• Dataset content
+===+

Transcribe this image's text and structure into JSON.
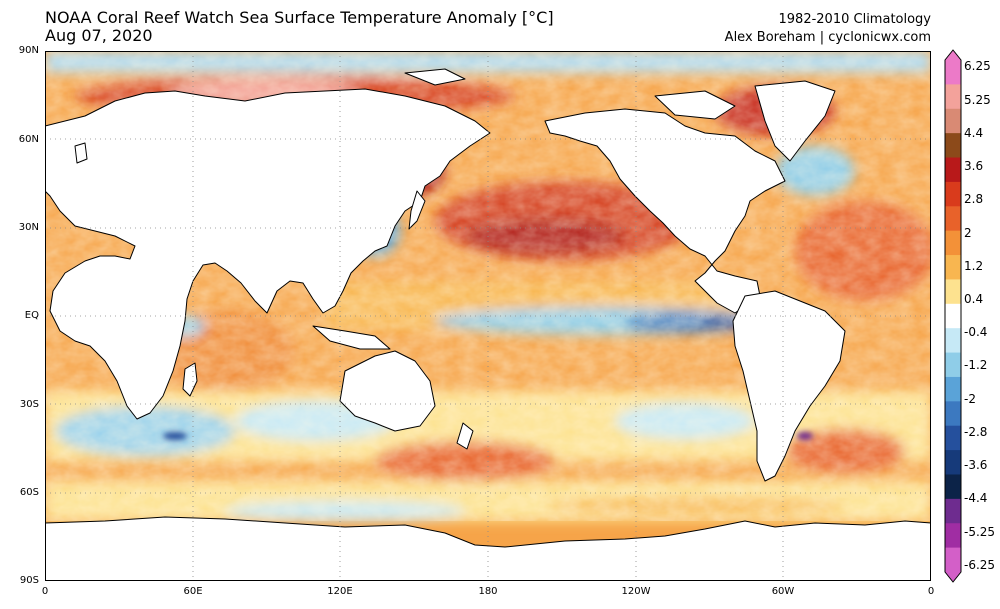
{
  "header": {
    "title_line1": "NOAA Coral Reef Watch Sea Surface Temperature Anomaly [°C]",
    "title_line2": "Aug 07, 2020",
    "climatology": "1982-2010 Climatology",
    "credit": "Alex Boreham | cyclonicwx.com"
  },
  "map": {
    "projection": "equirectangular",
    "lat_labels": [
      "90N",
      "60N",
      "30N",
      "EQ",
      "30S",
      "60S",
      "90S"
    ],
    "lon_labels": [
      "0",
      "60E",
      "120E",
      "180",
      "120W",
      "60W",
      "0"
    ],
    "land_color": "#ffffff",
    "coast_color": "#000000",
    "gridlines": "dotted",
    "features": [
      {
        "name": "tropical-pacific-cool-tongue",
        "anomaly": "-2"
      },
      {
        "name": "north-pacific-warm-blob",
        "anomaly": "+3"
      },
      {
        "name": "arctic-siberian-warm-anomaly",
        "anomaly": "+4.4"
      },
      {
        "name": "southern-ocean-mixed-band",
        "anomaly": "-1 to +1.5"
      }
    ]
  },
  "colorbar": {
    "labels": [
      "6.25",
      "5.25",
      "4.4",
      "3.6",
      "2.8",
      "2",
      "1.2",
      "0.4",
      "-0.4",
      "-1.2",
      "-2",
      "-2.8",
      "-3.6",
      "-4.4",
      "-5.25",
      "-6.25"
    ],
    "colors": [
      "#ec7ac8",
      "#f3a29b",
      "#d98a74",
      "#8c4a1a",
      "#b8191a",
      "#d93b1c",
      "#e8622a",
      "#f39138",
      "#f8b650",
      "#fde28f",
      "#ffffff",
      "#c6e9f6",
      "#8fcde8",
      "#5aa3d8",
      "#3c79c0",
      "#25509d",
      "#163a7a",
      "#0c2348",
      "#6e2c8f",
      "#a02da3",
      "#d35fc8"
    ],
    "units": "°C"
  }
}
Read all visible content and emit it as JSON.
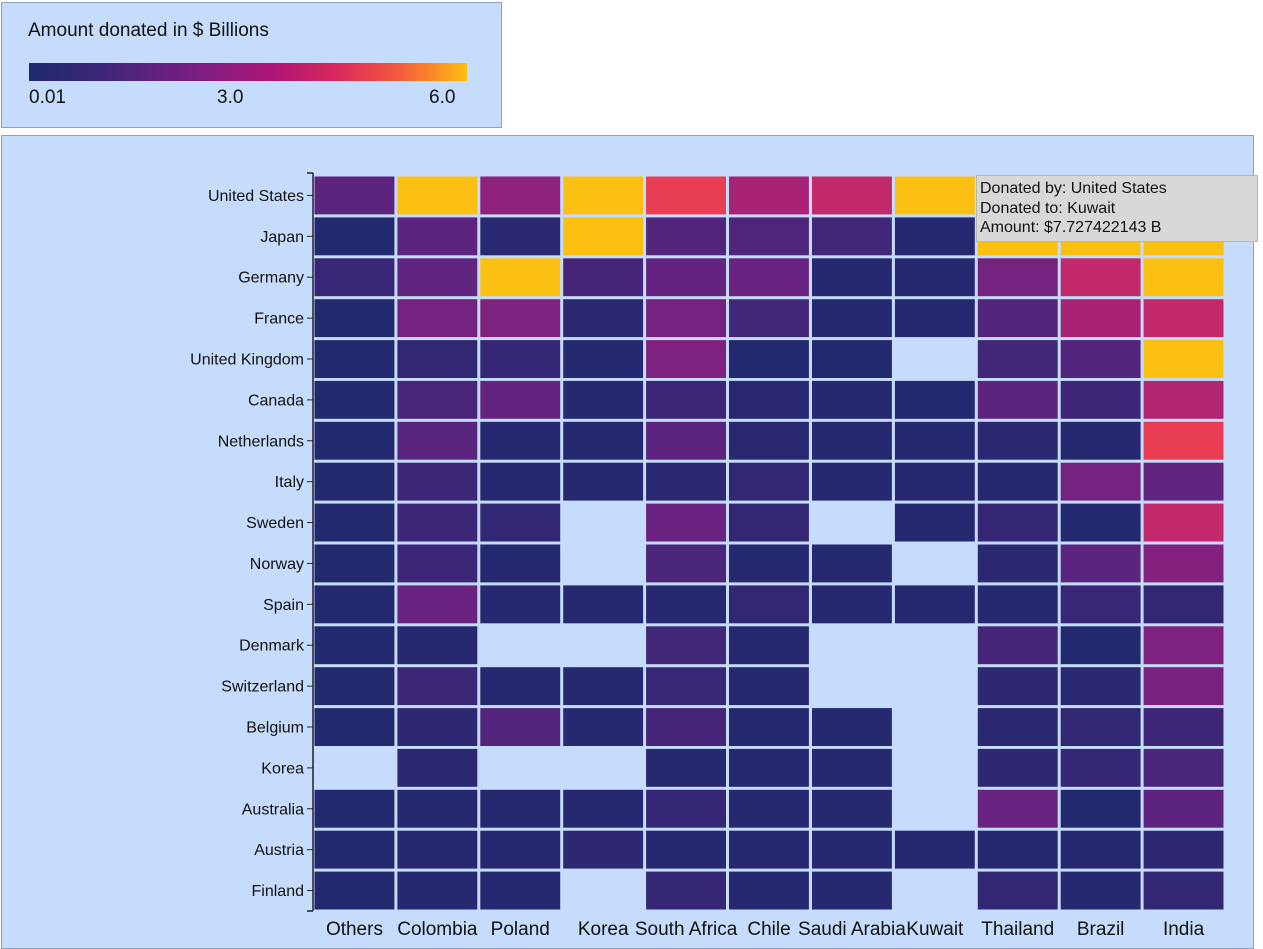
{
  "legend": {
    "title": "Amount donated in $ Billions",
    "ticks": [
      "0.01",
      "3.0",
      "6.0"
    ]
  },
  "tooltip": {
    "donated_by": "Donated by: United States",
    "donated_to": "Donated to: Kuwait",
    "amount": "Amount: $7.727422143 B"
  },
  "chart_data": {
    "type": "heatmap",
    "title": "Amount donated in $ Billions",
    "color_scale": {
      "min": 0.01,
      "mid": 3.0,
      "max": 6.0,
      "colors": [
        "#1f2a6e",
        "#7a1f82",
        "#d9275d",
        "#fcc013"
      ]
    },
    "x": [
      "Others",
      "Colombia",
      "Poland",
      "Korea",
      "South Africa",
      "Chile",
      "Saudi Arabia",
      "Kuwait",
      "Thailand",
      "Brazil",
      "India"
    ],
    "y": [
      "United States",
      "Japan",
      "Germany",
      "France",
      "United Kingdom",
      "Canada",
      "Netherlands",
      "Italy",
      "Sweden",
      "Norway",
      "Spain",
      "Denmark",
      "Switzerland",
      "Belgium",
      "Korea",
      "Australia",
      "Austria",
      "Finland"
    ],
    "values": [
      [
        1.5,
        6.5,
        2.5,
        6.5,
        4.5,
        3.0,
        3.5,
        7.727422143,
        6.5,
        6.5,
        6.5
      ],
      [
        0.1,
        1.5,
        0.3,
        6.5,
        1.3,
        1.2,
        0.9,
        0.2,
        6.5,
        6.5,
        6.5
      ],
      [
        0.7,
        1.6,
        6.5,
        1.0,
        1.7,
        1.8,
        0.2,
        0.2,
        2.0,
        3.5,
        6.5
      ],
      [
        0.1,
        2.0,
        2.2,
        0.3,
        2.0,
        0.9,
        0.2,
        0.2,
        1.3,
        3.0,
        3.5
      ],
      [
        0.1,
        0.5,
        0.6,
        0.2,
        2.2,
        0.1,
        0.1,
        null,
        0.9,
        1.3,
        6.5
      ],
      [
        0.1,
        1.1,
        1.7,
        0.2,
        0.8,
        0.3,
        0.2,
        0.1,
        1.5,
        0.8,
        3.2
      ],
      [
        0.1,
        1.4,
        0.2,
        0.2,
        1.5,
        0.3,
        0.2,
        0.2,
        0.3,
        0.2,
        4.5
      ],
      [
        0.1,
        0.8,
        0.2,
        0.2,
        0.3,
        0.5,
        0.2,
        0.2,
        0.2,
        2.0,
        1.6
      ],
      [
        0.1,
        0.8,
        0.5,
        null,
        1.8,
        0.5,
        null,
        0.2,
        0.6,
        0.1,
        3.5
      ],
      [
        0.1,
        0.8,
        0.2,
        null,
        1.1,
        0.2,
        0.2,
        null,
        0.3,
        1.5,
        2.3
      ],
      [
        0.1,
        1.8,
        0.2,
        0.2,
        0.2,
        0.5,
        0.2,
        0.2,
        0.2,
        0.7,
        0.5
      ],
      [
        0.1,
        0.2,
        null,
        null,
        0.9,
        0.2,
        null,
        null,
        1.0,
        0.1,
        2.2
      ],
      [
        0.1,
        0.8,
        0.2,
        0.2,
        0.7,
        0.2,
        null,
        null,
        0.4,
        0.3,
        2.1
      ],
      [
        0.1,
        0.4,
        1.3,
        0.2,
        1.0,
        0.2,
        0.2,
        null,
        0.3,
        0.5,
        0.8
      ],
      [
        null,
        0.3,
        null,
        null,
        0.2,
        0.2,
        0.2,
        null,
        0.4,
        0.6,
        1.1
      ],
      [
        0.1,
        0.2,
        0.2,
        0.2,
        0.6,
        0.2,
        0.2,
        null,
        1.8,
        0.1,
        1.5
      ],
      [
        0.1,
        0.2,
        0.2,
        0.4,
        0.2,
        0.2,
        0.2,
        0.2,
        0.2,
        0.2,
        0.4
      ],
      [
        0.1,
        0.2,
        0.2,
        null,
        0.6,
        0.2,
        0.2,
        null,
        0.5,
        0.2,
        0.5
      ]
    ]
  }
}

+===+

• The request
Show all lines in the entries above where the word "United" appears.

• Response to the exercise
    "donated_by": "Donated by: United States",
      "United States",
      "United Kingdom",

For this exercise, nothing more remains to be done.